INSTRUCTIONS TO FOLLOW =>
Extract each record and reproduce it exactly.

[Records from a collection of figures]
* * * * *

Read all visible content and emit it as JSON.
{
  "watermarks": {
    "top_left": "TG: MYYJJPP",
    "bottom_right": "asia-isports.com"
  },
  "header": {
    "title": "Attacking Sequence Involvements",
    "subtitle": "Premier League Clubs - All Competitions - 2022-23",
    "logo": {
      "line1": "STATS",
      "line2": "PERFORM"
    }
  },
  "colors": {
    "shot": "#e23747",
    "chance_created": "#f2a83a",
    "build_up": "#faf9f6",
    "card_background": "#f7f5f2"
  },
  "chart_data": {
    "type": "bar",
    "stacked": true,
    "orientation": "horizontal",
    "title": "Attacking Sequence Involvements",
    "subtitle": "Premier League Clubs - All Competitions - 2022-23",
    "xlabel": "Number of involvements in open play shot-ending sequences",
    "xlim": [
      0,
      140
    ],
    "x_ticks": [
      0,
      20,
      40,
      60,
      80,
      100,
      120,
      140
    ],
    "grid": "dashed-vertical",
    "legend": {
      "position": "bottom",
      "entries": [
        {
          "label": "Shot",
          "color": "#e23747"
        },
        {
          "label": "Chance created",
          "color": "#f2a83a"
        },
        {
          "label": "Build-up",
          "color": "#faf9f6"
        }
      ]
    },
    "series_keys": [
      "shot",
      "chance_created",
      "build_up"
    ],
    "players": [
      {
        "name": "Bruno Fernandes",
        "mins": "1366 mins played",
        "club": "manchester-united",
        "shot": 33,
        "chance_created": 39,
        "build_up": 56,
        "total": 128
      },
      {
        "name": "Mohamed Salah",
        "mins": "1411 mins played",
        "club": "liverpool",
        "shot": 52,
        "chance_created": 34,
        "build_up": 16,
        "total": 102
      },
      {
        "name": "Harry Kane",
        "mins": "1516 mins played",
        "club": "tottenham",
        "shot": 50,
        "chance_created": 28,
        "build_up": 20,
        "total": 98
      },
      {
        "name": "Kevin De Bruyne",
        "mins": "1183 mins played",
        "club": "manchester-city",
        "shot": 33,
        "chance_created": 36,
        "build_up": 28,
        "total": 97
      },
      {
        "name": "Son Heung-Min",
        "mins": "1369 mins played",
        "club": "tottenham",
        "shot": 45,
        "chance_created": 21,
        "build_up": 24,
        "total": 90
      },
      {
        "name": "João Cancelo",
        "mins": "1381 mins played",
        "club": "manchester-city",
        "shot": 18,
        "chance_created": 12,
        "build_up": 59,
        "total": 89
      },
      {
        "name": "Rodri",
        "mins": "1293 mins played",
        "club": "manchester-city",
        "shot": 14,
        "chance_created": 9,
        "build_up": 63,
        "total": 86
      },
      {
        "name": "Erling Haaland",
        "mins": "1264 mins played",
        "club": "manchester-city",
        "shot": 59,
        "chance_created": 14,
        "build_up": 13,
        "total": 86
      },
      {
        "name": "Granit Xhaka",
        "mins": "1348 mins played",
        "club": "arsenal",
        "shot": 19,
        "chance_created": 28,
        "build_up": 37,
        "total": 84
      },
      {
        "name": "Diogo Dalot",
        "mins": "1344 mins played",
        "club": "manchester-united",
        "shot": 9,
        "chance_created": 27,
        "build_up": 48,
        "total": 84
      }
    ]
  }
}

* * * * *

OUTPUT OF THE EXERCISE =>
Read all visible content and emit it as JSON.
{
  "watermarks": {
    "top_left": "TG: MYYJJPP",
    "bottom_right": "asia-isports.com"
  },
  "header": {
    "title": "Attacking Sequence Involvements",
    "subtitle": "Premier League Clubs - All Competitions - 2022-23",
    "logo": {
      "line1": "STATS",
      "line2": "PERFORM"
    }
  },
  "colors": {
    "shot": "#e23747",
    "chance_created": "#f2a83a",
    "build_up": "#faf9f6",
    "card_background": "#f7f5f2"
  },
  "chart_data": {
    "type": "bar",
    "stacked": true,
    "orientation": "horizontal",
    "title": "Attacking Sequence Involvements",
    "subtitle": "Premier League Clubs - All Competitions - 2022-23",
    "xlabel": "Number of involvements in open play shot-ending sequences",
    "xlim": [
      0,
      140
    ],
    "x_ticks": [
      0,
      20,
      40,
      60,
      80,
      100,
      120,
      140
    ],
    "grid": "dashed-vertical",
    "legend": {
      "position": "bottom",
      "entries": [
        {
          "label": "Shot",
          "color": "#e23747"
        },
        {
          "label": "Chance created",
          "color": "#f2a83a"
        },
        {
          "label": "Build-up",
          "color": "#faf9f6"
        }
      ]
    },
    "series_keys": [
      "shot",
      "chance_created",
      "build_up"
    ],
    "players": [
      {
        "name": "Bruno Fernandes",
        "mins": "1366 mins played",
        "club": "manchester-united",
        "shot": 33,
        "chance_created": 39,
        "build_up": 56,
        "total": 128
      },
      {
        "name": "Mohamed Salah",
        "mins": "1411 mins played",
        "club": "liverpool",
        "shot": 52,
        "chance_created": 34,
        "build_up": 16,
        "total": 102
      },
      {
        "name": "Harry Kane",
        "mins": "1516 mins played",
        "club": "tottenham",
        "shot": 50,
        "chance_created": 28,
        "build_up": 20,
        "total": 98
      },
      {
        "name": "Kevin De Bruyne",
        "mins": "1183 mins played",
        "club": "manchester-city",
        "shot": 33,
        "chance_created": 36,
        "build_up": 28,
        "total": 97
      },
      {
        "name": "Son Heung-Min",
        "mins": "1369 mins played",
        "club": "tottenham",
        "shot": 45,
        "chance_created": 21,
        "build_up": 24,
        "total": 90
      },
      {
        "name": "João Cancelo",
        "mins": "1381 mins played",
        "club": "manchester-city",
        "shot": 18,
        "chance_created": 12,
        "build_up": 59,
        "total": 89
      },
      {
        "name": "Rodri",
        "mins": "1293 mins played",
        "club": "manchester-city",
        "shot": 14,
        "chance_created": 9,
        "build_up": 63,
        "total": 86
      },
      {
        "name": "Erling Haaland",
        "mins": "1264 mins played",
        "club": "manchester-city",
        "shot": 59,
        "chance_created": 14,
        "build_up": 13,
        "total": 86
      },
      {
        "name": "Granit Xhaka",
        "mins": "1348 mins played",
        "club": "arsenal",
        "shot": 19,
        "chance_created": 28,
        "build_up": 37,
        "total": 84
      },
      {
        "name": "Diogo Dalot",
        "mins": "1344 mins played",
        "club": "manchester-united",
        "shot": 9,
        "chance_created": 27,
        "build_up": 48,
        "total": 84
      }
    ]
  }
}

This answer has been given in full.